Tugas 1 →
Menurut pendapat ketiga dalam teks tentang hadis dha'if, yaitu butir yang diawali "Hadist dhaif dapat di awalkan", dalam bidang apa saja hadis dha'if dapat diamalkan? Sebutkan semuanya.
Tugas 2 →
Lanjutkan teks tentang hadis dha'if setelah kalimat terakhirnya.

----- Kutipan Pilihan -----

1

loading...

Monday, March 19, 2012

MAKALAH HADIST DHA’IF DAN KEHUJAANNYA

HADIST DHA’IF DAN KEHUJAANNYA


BAB I
PENDAHULUAN
A.    Latar Belakang
Hadist dhaif adalah bagian dari hadist mardud. Dari segi bahasa hadist dhai’if adalah lemah. Kelemahan hadist dha’if ini karena Sanad dan Matannya tidak memenuhi kriteria hadist kuat yang diterima sebagai hujah. Dalam istilah hadist dhai’if adalah hadist yang tidak menghimpun hadist hasan sebab salah satu dari beberapa syarat tidak terpenuhi.
Hukum periwayatan hadist dha’if menurut beberapa para ulama  memperbolehkan meriwayatkan hadist dhaif sekalipun tanpa menjelaskan kedhaifannya dengan dua syarat yaitu tidak berkaitan dengan akidah seperti sifat-sifat Allah dan tidak menjelaskan hukum syara’ yang berkaitan dengan halal dan haram tetapi berkaitan masalah mau’izah, targhib wa tarhib.
Dan adapun terhujaan hadist Dhaif para ulama berbeda pendapat dalam pengalaman hadist dhaif. Terdiri dari tiga pendapat yaitu :
a.      Hadist Dha’if tidak dapat diamalkan secara mutlak baik dalam kerahmanan amal ataupun hukum sebagaiana yang diberitahukan oleh Ibnu Syayyid An-Nas.
b.      Hadist dai’if tidak dapat diamalkan secara mutlak atau dalam masalah hukum (Ahkam), pendapat atau dawud dan imam ahmad, mereka berpendapat bahwa hadist dha’if lebih kuat dari pada pendapat para ulama.
c.       Hadist dhaif dapat di awalkan dalam fadhail al-a’mal, mau’izah, targhib dan tarhib.






HADIS DHA’IF DAN KEHUJAANNYA
A.     Pengertian Hadist Dha’if
Hadis dha’if adalh bagian dari hadis mardu dari segi bahasa Dha’if lemah dari Al-Qawi (الَقوِى) kuat. Kelemahan hadis Dha’if ini karena sunad dan matanya tidak memenuhi kriteria hadis kuat yang di terima sebagai hujah. Dalam istilah hadis Dha’if adalah hadis yang tidak menghimpun sifat hadis hasan sebab satu.

----- Entri Ditampilkan -----

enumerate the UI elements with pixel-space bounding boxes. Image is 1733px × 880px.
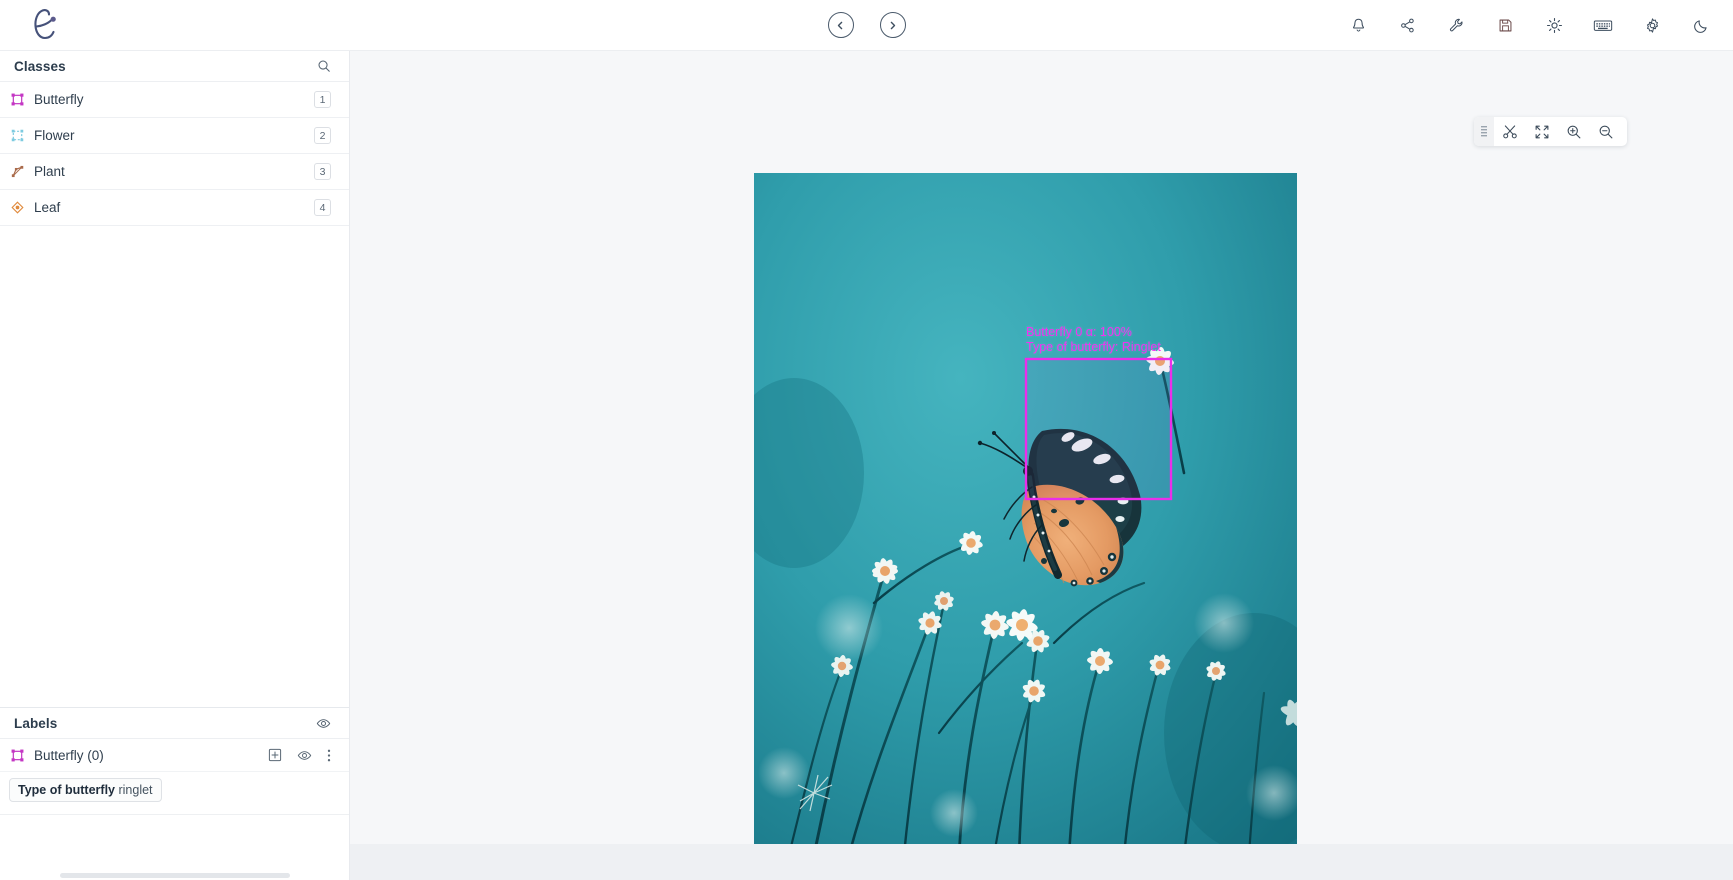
labels-panel-header: Labels xyxy=(0,708,349,739)
class-label: Butterfly xyxy=(34,92,84,107)
canvas-footer-strip xyxy=(350,844,1733,880)
class-row-plant[interactable]: Plant 3 xyxy=(0,154,349,190)
drag-handle-icon[interactable] xyxy=(1474,117,1494,146)
gear-icon[interactable] xyxy=(1638,11,1666,39)
top-bar-actions xyxy=(1344,11,1715,39)
class-label: Flower xyxy=(34,128,75,143)
class-row-flower[interactable]: Flower 2 xyxy=(0,118,349,154)
logo-zone xyxy=(0,0,350,51)
bell-icon[interactable] xyxy=(1344,11,1372,39)
save-icon[interactable] xyxy=(1491,11,1519,39)
class-shortcut-badge: 1 xyxy=(314,91,331,108)
image-canvas[interactable]: Butterfly 0 α: 100% Type of butterfly: R… xyxy=(350,51,1733,880)
class-row-leaf[interactable]: Leaf 4 xyxy=(0,190,349,226)
label-title: Butterfly (0) xyxy=(34,747,104,763)
add-frame-icon[interactable] xyxy=(268,748,282,762)
attribute-value: ringlet xyxy=(118,783,153,797)
brightness-icon[interactable] xyxy=(1540,11,1568,39)
attribute-chip-type-of-butterfly[interactable]: Type of butterfly ringlet xyxy=(9,778,162,802)
classes-list: Butterfly 1 Flower 2 Plant 3 Leaf 4 xyxy=(0,82,349,226)
bounding-box-icon xyxy=(6,89,28,111)
zoom-in-icon[interactable] xyxy=(1558,117,1590,146)
classes-panel-header: Classes xyxy=(0,51,349,82)
left-sidebar: Classes Butterfly 1 Flower 2 Plant 3 Lea… xyxy=(0,51,350,880)
top-bar xyxy=(0,0,1733,51)
bounding-box-icon xyxy=(6,744,28,766)
class-label: Leaf xyxy=(34,200,61,215)
share-icon[interactable] xyxy=(1393,11,1421,39)
label-row-butterfly[interactable]: Butterfly (0) xyxy=(0,739,349,772)
zoom-out-icon[interactable] xyxy=(1590,117,1622,146)
previous-item-button[interactable] xyxy=(827,12,854,38)
keyboard-icon[interactable] xyxy=(1589,11,1617,39)
moon-icon[interactable] xyxy=(1687,11,1715,39)
chevron-left-icon xyxy=(837,21,843,29)
fit-screen-icon[interactable] xyxy=(1526,117,1558,146)
class-row-butterfly[interactable]: Butterfly 1 xyxy=(0,82,349,118)
main-body: Classes Butterfly 1 Flower 2 Plant 3 Lea… xyxy=(0,51,1733,880)
search-icon[interactable] xyxy=(317,59,331,73)
next-item-button[interactable] xyxy=(879,12,906,38)
eye-icon[interactable] xyxy=(316,716,331,731)
image-content xyxy=(754,173,1297,855)
canvas-toolbar xyxy=(1474,117,1627,146)
eye-icon[interactable] xyxy=(297,748,312,763)
bounding-box-annotation xyxy=(1024,357,1173,501)
scissors-icon[interactable] xyxy=(1494,117,1526,146)
chevron-right-icon xyxy=(890,21,896,29)
item-navigation xyxy=(827,12,906,38)
polygon-icon xyxy=(6,125,28,147)
labels-panel-title: Labels xyxy=(14,715,58,731)
class-shortcut-badge: 3 xyxy=(314,163,331,180)
encord-logo[interactable] xyxy=(24,8,64,42)
labels-panel-footer xyxy=(0,814,349,880)
more-icon[interactable] xyxy=(327,748,331,763)
class-shortcut-badge: 2 xyxy=(314,127,331,144)
class-shortcut-badge: 4 xyxy=(314,199,331,216)
annotation-app: Classes Butterfly 1 Flower 2 Plant 3 Lea… xyxy=(0,0,1733,880)
classes-panel-title: Classes xyxy=(14,58,66,74)
sidebar-empty-space xyxy=(0,226,349,707)
sidebar-horizontal-scrollbar[interactable] xyxy=(0,873,340,878)
polyline-icon xyxy=(6,161,28,183)
attribute-name: Type of butterfly xyxy=(18,783,115,797)
wrench-icon[interactable] xyxy=(1442,11,1470,39)
label-actions xyxy=(268,748,331,763)
labels-panel: Labels Butterfly (0) Type of butterfly r… xyxy=(0,707,349,880)
label-attributes: Type of butterfly ringlet xyxy=(0,772,349,814)
keypoint-icon xyxy=(6,197,28,219)
annotated-image[interactable]: Butterfly 0 α: 100% Type of butterfly: R… xyxy=(754,173,1297,855)
class-label: Plant xyxy=(34,164,65,179)
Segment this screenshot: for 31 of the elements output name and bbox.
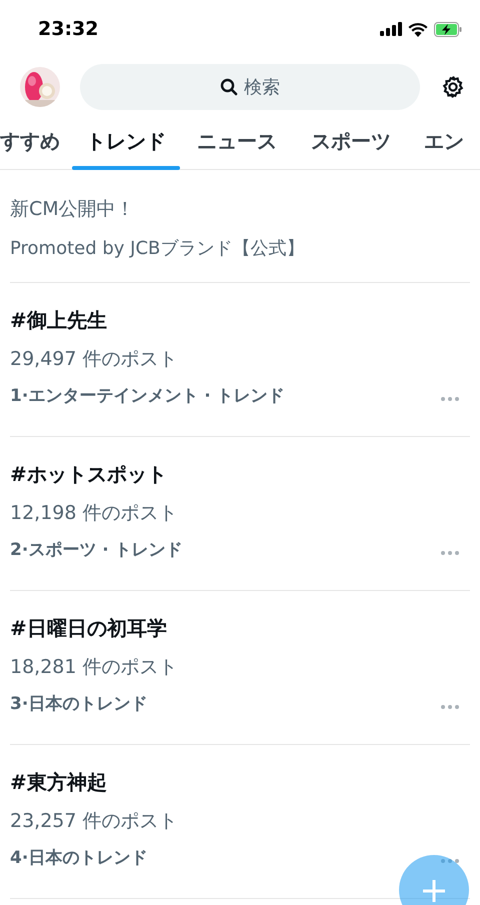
post-count: 18,281 件のポスト: [10, 655, 179, 680]
more-icon[interactable]: [440, 858, 460, 864]
signal-icon: [380, 22, 402, 36]
tab[interactable]: トレンド: [72, 113, 180, 169]
tab[interactable]: エン: [408, 113, 480, 169]
promoted-by-text: Promoted by JCBブランド【公式】: [10, 237, 306, 260]
battery-icon: [434, 22, 462, 36]
more-icon[interactable]: [440, 704, 460, 710]
trend-category: 3·日本のトレンド: [10, 693, 148, 715]
trend-title[interactable]: #日曜日の初耳学: [10, 615, 470, 642]
search-field[interactable]: 検索: [80, 64, 420, 110]
trend-category: 4·日本のトレンド: [10, 847, 148, 869]
trend-title[interactable]: #御上先生: [10, 307, 470, 334]
more-icon[interactable]: [440, 550, 460, 556]
post-count: 23,257 件のポスト: [10, 809, 179, 834]
tab[interactable]: すすめ: [0, 113, 72, 169]
tab[interactable]: スポーツ: [294, 113, 408, 169]
settings-icon[interactable]: [440, 74, 466, 100]
post-count: 29,497 件のポスト: [10, 347, 179, 372]
post-count: 12,198 件のポスト: [10, 501, 179, 526]
trend-title[interactable]: #東方神起: [10, 769, 470, 796]
trend-title[interactable]: #ホットスポット: [10, 461, 470, 488]
promoted-description: 新CM公開中！: [10, 197, 136, 222]
more-icon[interactable]: [440, 396, 460, 402]
tab[interactable]: ニュース: [180, 113, 294, 169]
status-time: 23:32: [38, 18, 98, 40]
trend-category: 1·エンターテインメント · トレンド: [10, 385, 285, 407]
wifi-icon: [408, 22, 428, 36]
trend-category: 2·スポーツ · トレンド: [10, 539, 183, 561]
search-icon: [220, 78, 238, 96]
compose-button[interactable]: [399, 855, 469, 905]
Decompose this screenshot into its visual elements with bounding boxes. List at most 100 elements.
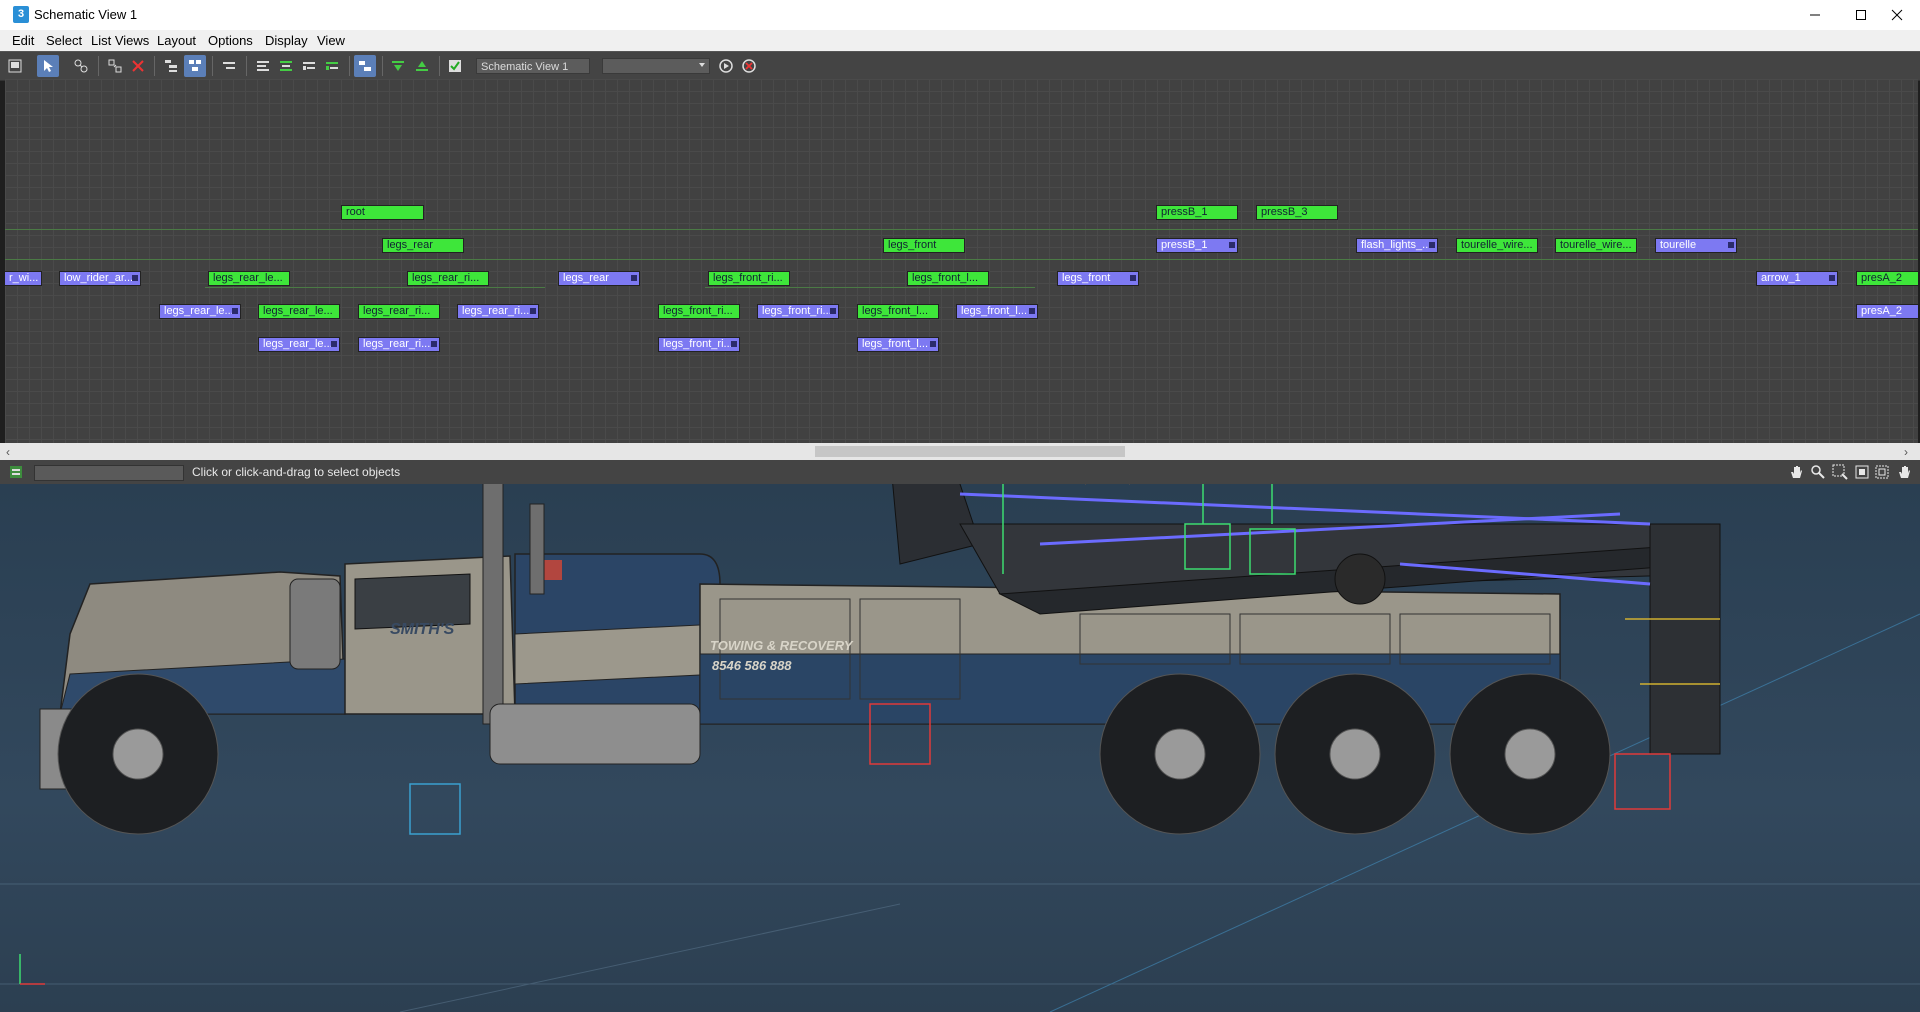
node-label: legs_rear_ri... bbox=[462, 305, 530, 317]
schematic-node[interactable]: arrow_1 bbox=[1756, 271, 1838, 286]
connect-button[interactable] bbox=[70, 55, 92, 77]
close-icon bbox=[1891, 9, 1903, 21]
checkbox-icon bbox=[449, 60, 461, 72]
align-left-button[interactable] bbox=[252, 55, 274, 77]
toolbar-separator bbox=[382, 56, 383, 76]
schematic-node[interactable]: r_wi... bbox=[5, 271, 42, 286]
hierarchy-toggle-button[interactable] bbox=[218, 55, 240, 77]
display-floater-button[interactable] bbox=[4, 55, 26, 77]
expand-down-icon bbox=[392, 61, 404, 71]
node-port bbox=[1829, 275, 1835, 281]
bookmark-button[interactable] bbox=[715, 55, 737, 77]
schematic-node[interactable]: legs_rear_le... bbox=[208, 271, 290, 286]
zoom-extents-selected-icon[interactable] bbox=[1874, 464, 1890, 480]
toolbar-separator bbox=[246, 56, 247, 76]
horizontal-scrollbar[interactable]: ‹ › bbox=[0, 443, 1920, 460]
toolbar-separator bbox=[154, 56, 155, 76]
scrollbar-thumb[interactable] bbox=[815, 446, 1125, 457]
schematic-node[interactable]: tourelle_wire... bbox=[1555, 238, 1637, 253]
menu-edit[interactable]: Edit bbox=[12, 33, 34, 48]
schematic-node[interactable]: flash_lights_... bbox=[1356, 238, 1438, 253]
schematic-node[interactable]: legs_rear_ri... bbox=[457, 304, 539, 319]
node-label: legs_front_ri... bbox=[762, 305, 832, 317]
menu-options[interactable]: Options bbox=[208, 33, 253, 48]
view-dropdown[interactable] bbox=[602, 58, 710, 74]
view-name-field[interactable]: Schematic View 1 bbox=[476, 58, 590, 74]
select-tool-button[interactable] bbox=[37, 55, 59, 77]
schematic-node[interactable]: legs_front bbox=[1057, 271, 1139, 286]
delete-bookmark-button[interactable] bbox=[738, 55, 760, 77]
align-green-button[interactable] bbox=[275, 55, 297, 77]
delete-button[interactable] bbox=[127, 55, 149, 77]
zoom-icon[interactable] bbox=[1810, 464, 1826, 480]
schematic-node[interactable]: legs_rear_le... bbox=[258, 337, 340, 352]
schematic-node[interactable]: legs_front_l... bbox=[907, 271, 989, 286]
node-label: flash_lights_... bbox=[1361, 239, 1432, 251]
align-green-icon bbox=[280, 61, 292, 71]
node-label: legs_front_l... bbox=[862, 305, 929, 317]
hierarchy-mode-button[interactable] bbox=[160, 55, 182, 77]
close-button[interactable] bbox=[1874, 0, 1920, 30]
schematic-node[interactable]: presA_2 bbox=[1856, 271, 1918, 286]
schematic-canvas[interactable]: root pressB_1 pressB_3 legs_rear legs_fr… bbox=[5, 79, 1918, 443]
schematic-node[interactable]: legs_front bbox=[883, 238, 965, 253]
pan-hand-icon[interactable] bbox=[1788, 464, 1804, 480]
schematic-node[interactable]: root bbox=[341, 205, 424, 220]
node-label: arrow_1 bbox=[1761, 272, 1801, 284]
schematic-node[interactable]: tourelle bbox=[1655, 238, 1737, 253]
zoom-extents-icon[interactable] bbox=[1854, 464, 1870, 480]
schematic-node[interactable]: legs_rear_le... bbox=[258, 304, 340, 319]
chevron-down-icon bbox=[699, 63, 705, 67]
schematic-node[interactable]: legs_rear_ri... bbox=[358, 304, 440, 319]
delete-bookmark-icon bbox=[742, 59, 756, 73]
arrange-button[interactable] bbox=[298, 55, 320, 77]
status-input[interactable] bbox=[34, 465, 184, 481]
preferences-button[interactable] bbox=[444, 55, 466, 77]
node-port bbox=[1130, 275, 1136, 281]
schematic-node[interactable]: legs_rear_ri... bbox=[358, 337, 440, 352]
schematic-node[interactable]: legs_front_l... bbox=[857, 337, 939, 352]
schematic-node[interactable]: legs_rear_le... bbox=[159, 304, 241, 319]
schematic-node[interactable]: pressB_1 bbox=[1156, 238, 1238, 253]
viewport-3d[interactable]: SMITH'S TOWING & RECOVERY 8546 586 888 bbox=[0, 484, 1920, 1012]
node-label: root bbox=[346, 206, 365, 218]
schematic-node[interactable]: pressB_1 bbox=[1156, 205, 1238, 220]
node-port bbox=[1029, 308, 1035, 314]
node-label: legs_rear_le... bbox=[263, 305, 333, 317]
schematic-node[interactable]: legs_rear_ri... bbox=[407, 271, 489, 286]
schematic-node[interactable]: low_rider_ar... bbox=[59, 271, 141, 286]
scroll-left-icon[interactable]: ‹ bbox=[6, 445, 10, 459]
node-label: legs_rear_le... bbox=[213, 272, 283, 284]
schematic-node[interactable]: legs_front_ri... bbox=[658, 304, 740, 319]
free-all-button[interactable] bbox=[354, 55, 376, 77]
node-label: legs_front_ri... bbox=[663, 305, 733, 317]
app-icon: 3 bbox=[13, 6, 29, 23]
schematic-node[interactable]: legs_front_l... bbox=[857, 304, 939, 319]
minimize-button[interactable] bbox=[1792, 0, 1838, 30]
schematic-node[interactable]: presA_2 bbox=[1856, 304, 1918, 319]
schematic-node[interactable]: legs_front_l... bbox=[956, 304, 1038, 319]
menu-list-views[interactable]: List Views bbox=[91, 33, 149, 48]
zoom-region-icon[interactable] bbox=[1832, 464, 1848, 480]
schematic-node[interactable]: legs_front_ri... bbox=[708, 271, 790, 286]
menu-select[interactable]: Select bbox=[46, 33, 82, 48]
status-list-icon[interactable] bbox=[9, 465, 23, 479]
references-mode-button[interactable] bbox=[184, 55, 206, 77]
schematic-node[interactable]: legs_front_ri... bbox=[658, 337, 740, 352]
schematic-node[interactable]: legs_rear bbox=[558, 271, 640, 286]
collapse-button[interactable] bbox=[411, 55, 433, 77]
unlink-button[interactable] bbox=[104, 55, 126, 77]
menu-view[interactable]: View bbox=[317, 33, 345, 48]
schematic-node[interactable]: tourelle_wire... bbox=[1456, 238, 1538, 253]
truck-wireframe: SMITH'S TOWING & RECOVERY 8546 586 888 bbox=[0, 484, 1920, 1012]
schematic-node[interactable]: legs_rear bbox=[382, 238, 464, 253]
arrange-children-button[interactable] bbox=[321, 55, 343, 77]
menu-display[interactable]: Display bbox=[265, 33, 308, 48]
menu-layout[interactable]: Layout bbox=[157, 33, 196, 48]
schematic-node[interactable]: pressB_3 bbox=[1256, 205, 1338, 220]
schematic-node[interactable]: legs_front_ri... bbox=[757, 304, 839, 319]
scroll-right-icon[interactable]: › bbox=[1904, 445, 1908, 459]
expand-button[interactable] bbox=[387, 55, 409, 77]
pan-view-icon[interactable] bbox=[1896, 464, 1912, 480]
node-label: presA_2 bbox=[1861, 272, 1902, 284]
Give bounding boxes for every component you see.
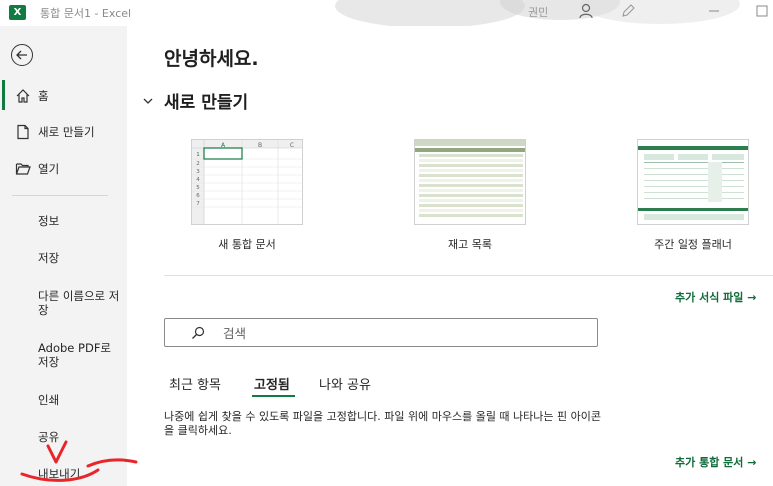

-----

Jawaban Latihan 1 →
fadhail al-a'mal, mau'izah, targhib, tarhib

Jawaban Latihan 2 →
Jadi hadis Dha’if adalah hadis yang tidak memenuhi sebagian atau semua persyaratan hadis hasan atau hadis sahih. Misalnya sendatnya tidak bersambung (Mutashil) para perannya tidak adil dan terjadi keganjilan baik dalam sehat atau matan dan terjadi cacat yang tersembunyi contohnya.
مَنْ أَتَى حاَئِضَا أَوِ اْمرَأَةَ مِنْ ذُبْرُ أَوْ كاَهِناَ فَقَدْ كَفَرَ بِماَ أَنْزَلَ عَلىَ مُحَمَّدِ
 “Barang siapa yang mendatangi pada seorang wanita menstruasi (Haid) atau pada seorang wanita dari jalan belakang (Dubur) atau pada seorang dukun, maka ia tela mengingkari apa yang di turunkan pada kepada Nabi Muhammad”.
Ø  Boleh atau tidak di jadikan landasan hukum
Menurut para ualma, hukum hadis Dha’if adalah memperbolehkan meriwayatkan hadis tersebut sekalipun tanpa menjelaskan Kedha’ifannya tetapi dengan dua persyaratan yaitu :
1.      Tidak berkaitan dengan akidah seperti sifat-sifat ALLAH
2.      Tidak menjelaskan hukum syara’ yang berkaitan dengan halal dan haram, tetapi berkaitan dengan masalah Mau’izaha, Targhib, Watarhib dan kisah.
Dan adapun syarat-syarat meriwayatkan hadis Dha’ib yaitu :
1.      Hadis yang Dha’if berhubungan dengan soal cerita (Pengajaran) dan keutamaan-keutamaan amal
2.      Hadis itu tidak seberapa Dha’ifnya (lemahnya)
3.      Hadis itu masuk kedalam salah satu pokok yang sahih 
4.      Hadis yang lemah itu, tiada diakui sahih datangnya dari Nabi SAW.
Adapun perkataan Ahmad, Abdur Rahman IBU Mahdi dan Abdullah Mubarak.
إِذَا رَوَيْناَ الحاَلاَلِ وَالحَرَامِ ثَرَّدْناَ. وَإِذَا رَوَيْناَ فىِ الفَضَائِلِ وَعَحْوِهَا تَسَاهَلْناَ
“apabila kami meriwayatkan hadist untuk halal dan haram, kami berlaku sangat keras dan apabila kami meriwayatkan hadist untuk menerangkan ketamaan-ketamaan dan yang sepertinya, kami bermudah-mudahan”
Maka yang dikehendaki oleh ulama besar itu, ialah hadist-hadist yang hasan, yang tidak sampai kederajat hadist shahih.
B.     Kriteria Hadist Dha’if
Sedangkan syarat-syarat yang di syaratkan untuk mempergunakan hadist dha’if adalah :
1.      Disetujui oleh segenap Ulama.
2.      Kebaikan itu masuk kebawah suatu dasar yang umum
3.      Jangan di I’tiqadkan di waktu diamalkan.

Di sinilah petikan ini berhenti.